> REQUIRED WORK
Every line that holds the string "Calbe" is to be identified and copied.

> DATA EXTRACT
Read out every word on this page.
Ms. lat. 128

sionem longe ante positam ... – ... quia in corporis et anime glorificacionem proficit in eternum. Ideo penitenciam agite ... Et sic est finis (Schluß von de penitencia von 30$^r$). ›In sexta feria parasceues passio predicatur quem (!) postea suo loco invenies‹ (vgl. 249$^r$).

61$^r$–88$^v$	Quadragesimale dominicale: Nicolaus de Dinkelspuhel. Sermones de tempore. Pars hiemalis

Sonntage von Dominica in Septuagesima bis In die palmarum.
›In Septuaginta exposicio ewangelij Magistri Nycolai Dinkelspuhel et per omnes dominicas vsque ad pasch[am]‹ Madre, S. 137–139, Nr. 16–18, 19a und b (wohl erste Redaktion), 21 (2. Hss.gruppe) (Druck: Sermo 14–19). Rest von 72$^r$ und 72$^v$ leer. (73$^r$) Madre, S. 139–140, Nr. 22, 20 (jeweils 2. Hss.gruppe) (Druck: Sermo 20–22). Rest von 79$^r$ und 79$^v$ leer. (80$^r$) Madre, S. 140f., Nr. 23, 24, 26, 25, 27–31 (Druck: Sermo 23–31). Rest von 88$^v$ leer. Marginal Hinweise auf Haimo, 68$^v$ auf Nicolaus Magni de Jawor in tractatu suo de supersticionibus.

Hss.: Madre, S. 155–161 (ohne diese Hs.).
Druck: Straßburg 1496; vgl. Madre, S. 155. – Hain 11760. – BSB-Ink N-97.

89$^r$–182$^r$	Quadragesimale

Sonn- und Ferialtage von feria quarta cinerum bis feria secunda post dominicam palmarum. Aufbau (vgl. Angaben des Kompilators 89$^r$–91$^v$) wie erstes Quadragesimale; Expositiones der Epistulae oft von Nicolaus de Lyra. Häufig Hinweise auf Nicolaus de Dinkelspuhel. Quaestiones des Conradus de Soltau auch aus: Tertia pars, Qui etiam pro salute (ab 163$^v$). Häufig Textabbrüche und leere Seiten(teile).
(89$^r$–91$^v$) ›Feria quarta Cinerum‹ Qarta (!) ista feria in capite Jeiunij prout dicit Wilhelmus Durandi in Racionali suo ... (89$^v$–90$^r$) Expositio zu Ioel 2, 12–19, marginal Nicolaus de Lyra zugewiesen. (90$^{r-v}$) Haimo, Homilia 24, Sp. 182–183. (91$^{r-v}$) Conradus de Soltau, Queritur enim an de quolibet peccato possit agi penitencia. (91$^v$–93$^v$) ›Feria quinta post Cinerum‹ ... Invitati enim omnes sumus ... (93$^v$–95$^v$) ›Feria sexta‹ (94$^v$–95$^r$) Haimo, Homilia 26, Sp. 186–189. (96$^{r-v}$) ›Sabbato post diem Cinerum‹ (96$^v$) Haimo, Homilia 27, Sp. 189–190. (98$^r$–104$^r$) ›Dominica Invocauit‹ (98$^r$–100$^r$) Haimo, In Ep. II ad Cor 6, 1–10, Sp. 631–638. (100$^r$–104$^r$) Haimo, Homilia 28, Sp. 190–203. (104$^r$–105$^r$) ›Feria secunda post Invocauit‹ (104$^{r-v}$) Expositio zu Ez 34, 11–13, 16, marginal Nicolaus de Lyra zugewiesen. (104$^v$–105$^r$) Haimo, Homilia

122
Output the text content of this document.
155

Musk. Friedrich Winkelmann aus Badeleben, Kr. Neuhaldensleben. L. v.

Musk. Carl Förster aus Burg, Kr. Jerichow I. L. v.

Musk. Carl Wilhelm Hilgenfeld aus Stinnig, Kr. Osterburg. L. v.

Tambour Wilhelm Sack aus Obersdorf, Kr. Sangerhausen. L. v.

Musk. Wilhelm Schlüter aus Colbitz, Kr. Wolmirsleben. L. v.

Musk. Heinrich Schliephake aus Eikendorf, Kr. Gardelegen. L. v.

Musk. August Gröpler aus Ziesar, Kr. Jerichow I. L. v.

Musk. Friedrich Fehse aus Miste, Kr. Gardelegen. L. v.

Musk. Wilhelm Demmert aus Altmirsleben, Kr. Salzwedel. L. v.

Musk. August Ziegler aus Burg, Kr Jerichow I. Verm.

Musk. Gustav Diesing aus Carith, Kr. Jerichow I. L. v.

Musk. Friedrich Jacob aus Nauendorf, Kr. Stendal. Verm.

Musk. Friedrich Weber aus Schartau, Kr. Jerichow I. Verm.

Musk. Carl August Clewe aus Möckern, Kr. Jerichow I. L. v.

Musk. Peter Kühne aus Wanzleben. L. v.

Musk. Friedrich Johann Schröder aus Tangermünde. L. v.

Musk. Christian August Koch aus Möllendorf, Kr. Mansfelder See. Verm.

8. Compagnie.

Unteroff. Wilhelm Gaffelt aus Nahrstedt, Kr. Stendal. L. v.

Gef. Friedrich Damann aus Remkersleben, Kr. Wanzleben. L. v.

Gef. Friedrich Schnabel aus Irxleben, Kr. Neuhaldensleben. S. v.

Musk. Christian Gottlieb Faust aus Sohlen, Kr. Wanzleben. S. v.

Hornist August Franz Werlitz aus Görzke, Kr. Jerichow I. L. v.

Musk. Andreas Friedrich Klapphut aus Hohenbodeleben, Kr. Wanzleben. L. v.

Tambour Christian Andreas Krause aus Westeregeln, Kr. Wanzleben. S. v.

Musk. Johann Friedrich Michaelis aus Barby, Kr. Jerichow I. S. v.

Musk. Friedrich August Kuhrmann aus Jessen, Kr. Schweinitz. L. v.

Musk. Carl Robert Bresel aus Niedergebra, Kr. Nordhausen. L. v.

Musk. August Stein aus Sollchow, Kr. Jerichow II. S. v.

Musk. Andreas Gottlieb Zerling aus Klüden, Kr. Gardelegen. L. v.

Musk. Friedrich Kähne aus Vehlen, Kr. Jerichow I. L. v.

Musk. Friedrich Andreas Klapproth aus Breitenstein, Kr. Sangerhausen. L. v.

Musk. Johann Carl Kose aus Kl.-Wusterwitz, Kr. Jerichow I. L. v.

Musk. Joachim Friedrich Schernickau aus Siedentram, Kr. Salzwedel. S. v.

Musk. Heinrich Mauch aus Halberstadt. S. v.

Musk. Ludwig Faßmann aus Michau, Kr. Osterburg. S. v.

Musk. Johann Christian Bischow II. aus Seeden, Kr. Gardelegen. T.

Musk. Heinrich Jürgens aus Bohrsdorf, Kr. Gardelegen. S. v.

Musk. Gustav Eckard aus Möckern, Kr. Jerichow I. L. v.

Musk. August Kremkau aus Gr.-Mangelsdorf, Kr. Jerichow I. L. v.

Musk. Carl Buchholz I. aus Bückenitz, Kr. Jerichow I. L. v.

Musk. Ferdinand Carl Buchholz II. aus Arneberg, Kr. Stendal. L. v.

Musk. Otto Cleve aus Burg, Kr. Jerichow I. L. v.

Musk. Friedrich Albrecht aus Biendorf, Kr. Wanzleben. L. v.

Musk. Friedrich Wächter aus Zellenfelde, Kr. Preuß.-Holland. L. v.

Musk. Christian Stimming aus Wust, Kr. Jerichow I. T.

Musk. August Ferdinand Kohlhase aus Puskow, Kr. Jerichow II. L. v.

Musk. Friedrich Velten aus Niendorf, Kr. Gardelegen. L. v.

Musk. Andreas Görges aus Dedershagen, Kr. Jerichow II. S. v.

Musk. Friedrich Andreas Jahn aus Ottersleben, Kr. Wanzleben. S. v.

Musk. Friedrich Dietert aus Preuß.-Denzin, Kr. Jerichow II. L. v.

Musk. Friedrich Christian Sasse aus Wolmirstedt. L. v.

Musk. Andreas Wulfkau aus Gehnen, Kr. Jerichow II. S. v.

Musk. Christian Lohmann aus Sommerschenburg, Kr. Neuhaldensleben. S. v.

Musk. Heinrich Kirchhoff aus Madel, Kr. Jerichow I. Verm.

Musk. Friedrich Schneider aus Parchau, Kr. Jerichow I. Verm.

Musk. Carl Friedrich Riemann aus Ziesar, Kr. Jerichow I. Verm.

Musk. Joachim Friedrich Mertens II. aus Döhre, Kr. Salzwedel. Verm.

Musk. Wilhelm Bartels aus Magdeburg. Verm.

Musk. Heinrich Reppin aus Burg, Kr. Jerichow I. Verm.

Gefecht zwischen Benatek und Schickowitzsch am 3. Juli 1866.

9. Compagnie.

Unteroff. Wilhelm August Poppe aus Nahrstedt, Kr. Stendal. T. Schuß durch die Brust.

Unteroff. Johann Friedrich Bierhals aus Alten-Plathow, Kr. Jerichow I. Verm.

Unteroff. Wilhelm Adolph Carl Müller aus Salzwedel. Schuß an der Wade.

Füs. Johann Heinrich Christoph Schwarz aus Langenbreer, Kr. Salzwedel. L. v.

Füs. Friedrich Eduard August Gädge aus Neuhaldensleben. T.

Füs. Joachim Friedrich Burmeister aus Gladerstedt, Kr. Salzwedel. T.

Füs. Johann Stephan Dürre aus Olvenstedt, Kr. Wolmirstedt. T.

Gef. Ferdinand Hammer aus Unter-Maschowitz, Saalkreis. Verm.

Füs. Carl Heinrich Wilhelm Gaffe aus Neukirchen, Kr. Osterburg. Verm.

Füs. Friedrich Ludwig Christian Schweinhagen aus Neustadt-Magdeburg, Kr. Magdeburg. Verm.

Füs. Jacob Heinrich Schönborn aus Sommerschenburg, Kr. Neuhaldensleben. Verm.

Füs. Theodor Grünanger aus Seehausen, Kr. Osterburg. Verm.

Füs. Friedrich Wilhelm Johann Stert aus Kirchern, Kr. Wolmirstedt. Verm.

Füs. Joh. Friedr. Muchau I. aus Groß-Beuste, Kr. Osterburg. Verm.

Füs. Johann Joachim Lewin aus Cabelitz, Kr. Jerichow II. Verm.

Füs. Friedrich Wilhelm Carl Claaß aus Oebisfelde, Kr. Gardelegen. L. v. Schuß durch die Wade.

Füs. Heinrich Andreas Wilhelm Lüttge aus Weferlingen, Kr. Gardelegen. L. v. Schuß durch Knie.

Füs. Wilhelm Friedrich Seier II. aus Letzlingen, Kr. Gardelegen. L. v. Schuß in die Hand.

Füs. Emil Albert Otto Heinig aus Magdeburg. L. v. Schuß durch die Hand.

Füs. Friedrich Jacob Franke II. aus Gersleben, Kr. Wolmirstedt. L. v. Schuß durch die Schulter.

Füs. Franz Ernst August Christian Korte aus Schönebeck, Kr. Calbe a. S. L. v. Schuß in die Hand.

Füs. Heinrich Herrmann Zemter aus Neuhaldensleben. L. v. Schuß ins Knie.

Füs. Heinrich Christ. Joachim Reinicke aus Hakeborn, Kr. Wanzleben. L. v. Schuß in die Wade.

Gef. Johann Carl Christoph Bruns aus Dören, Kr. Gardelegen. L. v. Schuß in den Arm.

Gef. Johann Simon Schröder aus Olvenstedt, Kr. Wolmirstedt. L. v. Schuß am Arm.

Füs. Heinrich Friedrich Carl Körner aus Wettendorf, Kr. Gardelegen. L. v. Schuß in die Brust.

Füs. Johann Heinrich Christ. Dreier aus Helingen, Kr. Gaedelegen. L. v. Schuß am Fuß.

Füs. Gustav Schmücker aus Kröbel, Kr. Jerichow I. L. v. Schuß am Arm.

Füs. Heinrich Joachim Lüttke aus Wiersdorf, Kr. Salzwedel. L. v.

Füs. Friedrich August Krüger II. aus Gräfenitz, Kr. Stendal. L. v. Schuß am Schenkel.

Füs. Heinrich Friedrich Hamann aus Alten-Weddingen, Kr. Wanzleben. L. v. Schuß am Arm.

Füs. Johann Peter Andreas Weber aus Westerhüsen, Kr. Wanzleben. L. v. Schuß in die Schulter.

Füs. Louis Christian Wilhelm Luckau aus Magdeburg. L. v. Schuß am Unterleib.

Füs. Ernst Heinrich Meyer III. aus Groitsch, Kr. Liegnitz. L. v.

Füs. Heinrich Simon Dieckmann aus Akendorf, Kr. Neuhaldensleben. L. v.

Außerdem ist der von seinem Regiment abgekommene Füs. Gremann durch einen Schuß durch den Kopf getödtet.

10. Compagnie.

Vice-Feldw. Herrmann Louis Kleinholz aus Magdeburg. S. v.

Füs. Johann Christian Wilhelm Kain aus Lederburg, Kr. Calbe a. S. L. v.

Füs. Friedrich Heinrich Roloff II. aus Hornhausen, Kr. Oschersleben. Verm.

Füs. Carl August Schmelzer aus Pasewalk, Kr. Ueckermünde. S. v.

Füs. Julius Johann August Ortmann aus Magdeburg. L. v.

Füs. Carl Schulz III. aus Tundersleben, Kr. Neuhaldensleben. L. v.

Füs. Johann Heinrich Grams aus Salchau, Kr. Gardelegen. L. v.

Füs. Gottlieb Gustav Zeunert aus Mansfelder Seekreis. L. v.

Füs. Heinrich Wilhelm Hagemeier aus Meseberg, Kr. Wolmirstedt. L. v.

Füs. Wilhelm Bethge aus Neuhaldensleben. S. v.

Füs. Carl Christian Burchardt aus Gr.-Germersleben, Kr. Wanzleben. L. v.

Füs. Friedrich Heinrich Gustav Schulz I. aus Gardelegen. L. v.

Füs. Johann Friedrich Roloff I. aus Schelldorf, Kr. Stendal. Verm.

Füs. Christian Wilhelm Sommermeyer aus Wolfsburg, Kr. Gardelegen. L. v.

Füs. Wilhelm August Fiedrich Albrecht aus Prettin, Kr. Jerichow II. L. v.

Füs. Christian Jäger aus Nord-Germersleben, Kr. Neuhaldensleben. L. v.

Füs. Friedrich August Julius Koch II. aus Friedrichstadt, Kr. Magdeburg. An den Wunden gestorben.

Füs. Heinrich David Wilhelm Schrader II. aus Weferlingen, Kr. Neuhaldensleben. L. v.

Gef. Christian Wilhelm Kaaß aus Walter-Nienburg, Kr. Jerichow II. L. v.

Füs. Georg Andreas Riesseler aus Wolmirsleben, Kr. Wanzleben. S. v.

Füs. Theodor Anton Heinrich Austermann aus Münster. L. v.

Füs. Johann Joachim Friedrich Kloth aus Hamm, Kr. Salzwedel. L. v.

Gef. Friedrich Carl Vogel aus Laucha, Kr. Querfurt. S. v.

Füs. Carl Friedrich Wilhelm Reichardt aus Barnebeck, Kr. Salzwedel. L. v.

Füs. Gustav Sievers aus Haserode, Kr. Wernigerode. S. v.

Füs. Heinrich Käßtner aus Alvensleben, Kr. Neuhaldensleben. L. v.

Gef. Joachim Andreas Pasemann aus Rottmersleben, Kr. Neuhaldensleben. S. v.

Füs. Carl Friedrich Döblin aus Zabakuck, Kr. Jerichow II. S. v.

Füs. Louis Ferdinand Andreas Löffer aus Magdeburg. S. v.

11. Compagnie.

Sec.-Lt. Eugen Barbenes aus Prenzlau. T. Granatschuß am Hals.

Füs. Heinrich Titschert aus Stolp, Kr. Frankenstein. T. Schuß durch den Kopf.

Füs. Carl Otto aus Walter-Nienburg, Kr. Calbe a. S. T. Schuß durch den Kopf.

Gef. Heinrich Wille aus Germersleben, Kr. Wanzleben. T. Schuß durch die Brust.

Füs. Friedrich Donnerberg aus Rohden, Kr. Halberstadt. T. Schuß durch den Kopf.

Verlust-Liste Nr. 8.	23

> RESPONSE TO THIS EXERCISE
Füs. Franz Ernst August Christian Korte aus Schönebeck, Kr. Calbe a. S. L. v. Schuß in die Hand.
Füs. Johann Christian Wilhelm Kain aus Lederburg, Kr. Calbe a. S. L. v.
Füs. Carl Otto aus Walter-Nienburg, Kr. Calbe a. S. T. Schuß durch den Kopf.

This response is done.